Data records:
━━━━━━━━━━
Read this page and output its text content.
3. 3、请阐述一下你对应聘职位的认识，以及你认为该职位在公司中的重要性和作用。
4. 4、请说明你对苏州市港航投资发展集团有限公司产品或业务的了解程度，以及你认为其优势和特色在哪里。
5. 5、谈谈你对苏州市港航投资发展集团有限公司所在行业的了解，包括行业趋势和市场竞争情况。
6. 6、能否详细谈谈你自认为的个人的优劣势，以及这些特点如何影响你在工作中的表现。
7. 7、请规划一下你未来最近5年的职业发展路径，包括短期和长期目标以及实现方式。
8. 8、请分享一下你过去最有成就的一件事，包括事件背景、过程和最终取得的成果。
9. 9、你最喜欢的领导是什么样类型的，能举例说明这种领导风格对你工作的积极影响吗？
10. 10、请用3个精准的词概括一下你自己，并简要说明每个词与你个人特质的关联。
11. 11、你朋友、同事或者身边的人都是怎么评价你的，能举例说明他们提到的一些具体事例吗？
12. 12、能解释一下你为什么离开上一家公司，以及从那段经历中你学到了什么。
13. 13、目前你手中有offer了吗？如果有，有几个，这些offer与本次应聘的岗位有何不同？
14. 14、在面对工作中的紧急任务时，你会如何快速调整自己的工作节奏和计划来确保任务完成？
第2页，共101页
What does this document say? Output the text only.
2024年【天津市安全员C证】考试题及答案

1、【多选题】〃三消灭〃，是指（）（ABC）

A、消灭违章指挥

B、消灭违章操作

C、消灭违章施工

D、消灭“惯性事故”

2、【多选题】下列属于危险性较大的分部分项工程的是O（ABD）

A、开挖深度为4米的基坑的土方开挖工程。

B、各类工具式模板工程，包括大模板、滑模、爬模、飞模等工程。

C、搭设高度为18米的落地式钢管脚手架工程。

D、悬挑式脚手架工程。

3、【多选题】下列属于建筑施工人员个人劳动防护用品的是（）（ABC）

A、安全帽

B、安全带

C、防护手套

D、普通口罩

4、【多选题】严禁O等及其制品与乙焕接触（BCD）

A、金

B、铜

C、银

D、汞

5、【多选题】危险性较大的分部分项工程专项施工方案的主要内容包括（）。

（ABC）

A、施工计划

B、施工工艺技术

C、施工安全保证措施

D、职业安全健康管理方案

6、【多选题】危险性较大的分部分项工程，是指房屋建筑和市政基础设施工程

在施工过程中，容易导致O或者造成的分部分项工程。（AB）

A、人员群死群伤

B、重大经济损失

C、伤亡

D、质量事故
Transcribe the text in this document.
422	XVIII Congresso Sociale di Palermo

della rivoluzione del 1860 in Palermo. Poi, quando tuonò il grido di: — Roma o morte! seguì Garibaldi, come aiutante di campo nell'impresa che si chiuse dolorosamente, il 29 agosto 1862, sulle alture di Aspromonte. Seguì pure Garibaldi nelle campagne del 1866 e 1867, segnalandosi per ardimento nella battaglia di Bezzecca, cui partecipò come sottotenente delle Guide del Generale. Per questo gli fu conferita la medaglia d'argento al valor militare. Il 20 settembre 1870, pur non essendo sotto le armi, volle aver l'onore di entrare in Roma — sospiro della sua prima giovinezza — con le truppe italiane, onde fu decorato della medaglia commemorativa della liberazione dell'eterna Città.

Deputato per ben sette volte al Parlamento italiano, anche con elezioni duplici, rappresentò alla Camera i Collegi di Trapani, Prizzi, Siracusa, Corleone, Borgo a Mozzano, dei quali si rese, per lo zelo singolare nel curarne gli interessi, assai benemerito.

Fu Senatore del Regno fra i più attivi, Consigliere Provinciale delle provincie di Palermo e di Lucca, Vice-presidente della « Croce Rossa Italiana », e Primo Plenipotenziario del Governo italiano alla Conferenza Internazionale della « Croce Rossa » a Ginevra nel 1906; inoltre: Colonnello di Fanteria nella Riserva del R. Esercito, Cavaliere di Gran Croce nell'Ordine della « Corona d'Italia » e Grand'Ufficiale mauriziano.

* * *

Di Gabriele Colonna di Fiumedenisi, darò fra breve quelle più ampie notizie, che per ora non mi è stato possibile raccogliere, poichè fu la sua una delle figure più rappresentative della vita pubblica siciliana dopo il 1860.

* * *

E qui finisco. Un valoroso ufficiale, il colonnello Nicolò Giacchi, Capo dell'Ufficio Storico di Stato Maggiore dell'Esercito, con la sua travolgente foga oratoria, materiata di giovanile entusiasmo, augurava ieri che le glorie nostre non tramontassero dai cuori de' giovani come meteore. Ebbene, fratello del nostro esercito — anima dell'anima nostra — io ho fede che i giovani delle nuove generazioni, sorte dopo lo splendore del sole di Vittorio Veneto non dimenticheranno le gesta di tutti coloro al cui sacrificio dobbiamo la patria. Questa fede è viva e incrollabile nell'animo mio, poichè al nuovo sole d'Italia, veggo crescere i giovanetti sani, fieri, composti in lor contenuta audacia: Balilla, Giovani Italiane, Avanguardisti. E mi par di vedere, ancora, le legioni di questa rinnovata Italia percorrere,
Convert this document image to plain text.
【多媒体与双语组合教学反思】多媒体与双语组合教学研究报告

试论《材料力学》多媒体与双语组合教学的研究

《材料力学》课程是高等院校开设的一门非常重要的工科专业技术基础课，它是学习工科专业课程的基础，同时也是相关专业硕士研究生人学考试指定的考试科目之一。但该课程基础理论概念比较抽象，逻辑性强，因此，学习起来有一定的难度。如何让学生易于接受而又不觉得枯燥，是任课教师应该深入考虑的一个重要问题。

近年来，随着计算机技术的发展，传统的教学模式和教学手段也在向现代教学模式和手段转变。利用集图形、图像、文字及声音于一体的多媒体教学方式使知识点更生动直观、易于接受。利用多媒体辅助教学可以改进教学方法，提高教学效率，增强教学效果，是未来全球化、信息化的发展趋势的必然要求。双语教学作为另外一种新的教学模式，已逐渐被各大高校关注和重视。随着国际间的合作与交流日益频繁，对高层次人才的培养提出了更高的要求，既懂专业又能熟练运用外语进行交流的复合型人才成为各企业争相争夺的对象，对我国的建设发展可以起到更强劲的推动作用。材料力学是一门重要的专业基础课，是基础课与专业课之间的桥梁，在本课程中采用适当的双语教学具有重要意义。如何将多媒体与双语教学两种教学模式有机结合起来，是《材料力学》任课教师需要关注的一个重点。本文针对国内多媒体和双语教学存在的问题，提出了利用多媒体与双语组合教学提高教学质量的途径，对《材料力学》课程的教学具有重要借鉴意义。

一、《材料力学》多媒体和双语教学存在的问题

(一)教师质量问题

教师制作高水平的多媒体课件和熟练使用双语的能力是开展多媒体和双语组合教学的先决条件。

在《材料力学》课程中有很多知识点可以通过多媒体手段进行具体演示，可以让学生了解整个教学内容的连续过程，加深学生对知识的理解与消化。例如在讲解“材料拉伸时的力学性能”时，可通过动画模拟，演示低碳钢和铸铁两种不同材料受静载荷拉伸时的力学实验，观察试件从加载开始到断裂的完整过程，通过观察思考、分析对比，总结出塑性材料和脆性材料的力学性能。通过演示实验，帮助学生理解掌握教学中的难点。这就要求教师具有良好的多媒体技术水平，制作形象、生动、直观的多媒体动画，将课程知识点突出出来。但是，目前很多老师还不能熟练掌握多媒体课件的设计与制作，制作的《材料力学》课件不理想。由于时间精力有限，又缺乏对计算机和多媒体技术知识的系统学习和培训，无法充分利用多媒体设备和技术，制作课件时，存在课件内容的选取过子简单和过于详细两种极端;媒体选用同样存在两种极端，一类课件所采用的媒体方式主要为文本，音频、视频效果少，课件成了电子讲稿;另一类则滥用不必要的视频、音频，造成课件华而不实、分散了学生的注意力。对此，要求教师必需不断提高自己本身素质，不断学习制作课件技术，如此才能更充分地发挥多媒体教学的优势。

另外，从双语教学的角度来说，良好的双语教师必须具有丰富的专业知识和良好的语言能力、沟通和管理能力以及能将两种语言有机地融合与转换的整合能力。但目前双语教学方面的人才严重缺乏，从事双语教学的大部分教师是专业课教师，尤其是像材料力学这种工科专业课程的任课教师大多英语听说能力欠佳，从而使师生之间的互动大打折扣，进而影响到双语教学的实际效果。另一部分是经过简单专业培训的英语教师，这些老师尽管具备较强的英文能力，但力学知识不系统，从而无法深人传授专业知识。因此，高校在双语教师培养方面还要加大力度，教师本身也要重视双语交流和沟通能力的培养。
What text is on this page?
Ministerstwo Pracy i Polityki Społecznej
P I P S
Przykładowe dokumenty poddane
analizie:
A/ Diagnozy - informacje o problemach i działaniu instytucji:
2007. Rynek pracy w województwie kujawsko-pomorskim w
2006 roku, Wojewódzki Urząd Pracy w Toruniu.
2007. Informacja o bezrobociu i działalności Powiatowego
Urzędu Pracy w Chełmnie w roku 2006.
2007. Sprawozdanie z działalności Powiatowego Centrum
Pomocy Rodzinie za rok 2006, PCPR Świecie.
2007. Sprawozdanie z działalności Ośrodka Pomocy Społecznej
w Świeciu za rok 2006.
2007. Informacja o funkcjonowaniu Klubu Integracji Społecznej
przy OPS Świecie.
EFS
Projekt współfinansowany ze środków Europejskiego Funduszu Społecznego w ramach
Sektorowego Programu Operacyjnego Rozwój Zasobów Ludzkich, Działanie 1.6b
━━━━━━━━━━
Requirement: Copy every line of the records above that holds the word "Sprawozdanie".

Solution:
2007. Sprawozdanie z działalności Powiatowego Centrum
2007. Sprawozdanie z działalności Ośrodka Pomocy Społecznej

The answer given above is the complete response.